• _EXERCISE TASK_: Track down the lines that contain "loosely" and copy them.

___ PROVIDED RECORDS

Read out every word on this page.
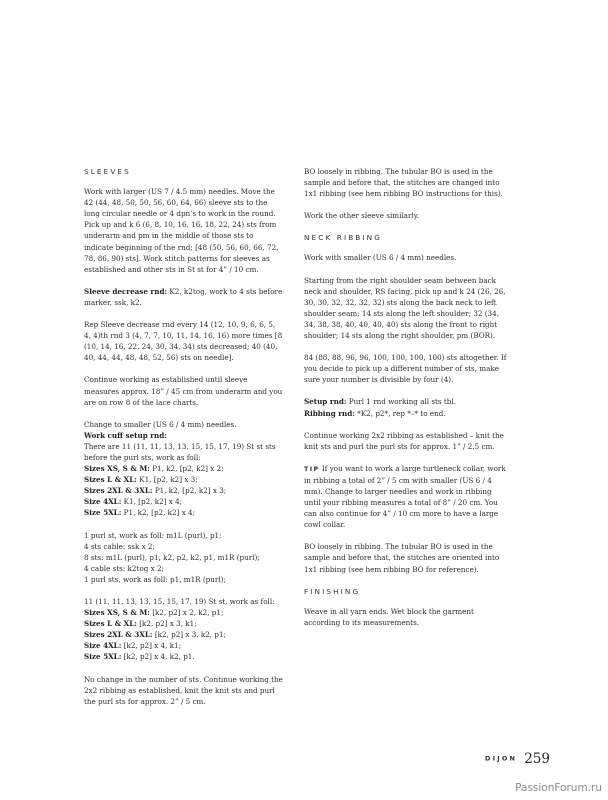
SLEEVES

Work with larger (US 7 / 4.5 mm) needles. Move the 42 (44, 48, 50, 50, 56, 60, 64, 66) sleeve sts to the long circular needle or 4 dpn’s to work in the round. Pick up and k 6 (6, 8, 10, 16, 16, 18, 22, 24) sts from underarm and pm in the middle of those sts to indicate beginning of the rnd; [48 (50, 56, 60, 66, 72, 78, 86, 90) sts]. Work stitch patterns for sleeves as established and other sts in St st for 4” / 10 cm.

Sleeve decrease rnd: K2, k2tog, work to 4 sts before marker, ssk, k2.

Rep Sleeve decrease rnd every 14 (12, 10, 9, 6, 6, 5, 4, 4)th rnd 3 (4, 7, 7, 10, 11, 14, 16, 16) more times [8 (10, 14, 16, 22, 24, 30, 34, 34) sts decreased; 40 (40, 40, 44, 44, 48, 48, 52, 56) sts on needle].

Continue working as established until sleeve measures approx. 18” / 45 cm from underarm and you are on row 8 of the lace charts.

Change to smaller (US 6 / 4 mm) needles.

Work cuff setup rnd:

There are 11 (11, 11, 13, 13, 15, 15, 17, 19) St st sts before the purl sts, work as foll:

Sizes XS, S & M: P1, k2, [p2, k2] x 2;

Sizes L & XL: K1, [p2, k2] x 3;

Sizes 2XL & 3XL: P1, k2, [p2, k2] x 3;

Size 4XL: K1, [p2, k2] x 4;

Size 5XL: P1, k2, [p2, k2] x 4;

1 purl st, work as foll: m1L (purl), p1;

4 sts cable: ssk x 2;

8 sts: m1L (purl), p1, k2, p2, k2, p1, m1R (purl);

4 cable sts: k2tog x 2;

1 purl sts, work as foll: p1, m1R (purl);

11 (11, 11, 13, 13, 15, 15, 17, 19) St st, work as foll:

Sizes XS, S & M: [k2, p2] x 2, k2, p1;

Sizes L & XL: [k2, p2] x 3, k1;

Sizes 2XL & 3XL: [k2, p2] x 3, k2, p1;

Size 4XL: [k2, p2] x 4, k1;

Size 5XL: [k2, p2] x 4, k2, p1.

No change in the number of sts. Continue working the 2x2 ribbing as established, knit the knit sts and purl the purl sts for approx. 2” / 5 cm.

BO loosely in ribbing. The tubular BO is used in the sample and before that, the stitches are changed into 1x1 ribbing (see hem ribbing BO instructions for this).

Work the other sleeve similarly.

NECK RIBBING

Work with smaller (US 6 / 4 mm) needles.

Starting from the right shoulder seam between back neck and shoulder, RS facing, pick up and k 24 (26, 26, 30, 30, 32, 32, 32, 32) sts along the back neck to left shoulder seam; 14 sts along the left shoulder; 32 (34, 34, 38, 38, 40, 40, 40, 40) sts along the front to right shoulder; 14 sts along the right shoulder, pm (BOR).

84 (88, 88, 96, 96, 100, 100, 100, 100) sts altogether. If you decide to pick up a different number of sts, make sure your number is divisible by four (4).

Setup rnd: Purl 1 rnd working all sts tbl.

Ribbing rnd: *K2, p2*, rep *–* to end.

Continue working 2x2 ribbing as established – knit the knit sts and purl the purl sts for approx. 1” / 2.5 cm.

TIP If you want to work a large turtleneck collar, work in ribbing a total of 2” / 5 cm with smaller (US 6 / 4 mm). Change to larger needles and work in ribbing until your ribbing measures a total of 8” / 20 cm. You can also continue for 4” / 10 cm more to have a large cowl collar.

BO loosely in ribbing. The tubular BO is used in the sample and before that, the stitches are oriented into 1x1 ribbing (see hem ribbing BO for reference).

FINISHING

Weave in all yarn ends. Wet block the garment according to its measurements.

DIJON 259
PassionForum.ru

______

• _RIGHT ANSWER_:
BO loosely in ribbing. The tubular BO is used in the sample and before that, the stitches are changed into 1x1 ribbing (see hem ribbing BO instructions for this).
BO loosely in ribbing. The tubular BO is used in the sample and before that, the stitches are oriented into 1x1 ribbing (see hem ribbing BO for reference).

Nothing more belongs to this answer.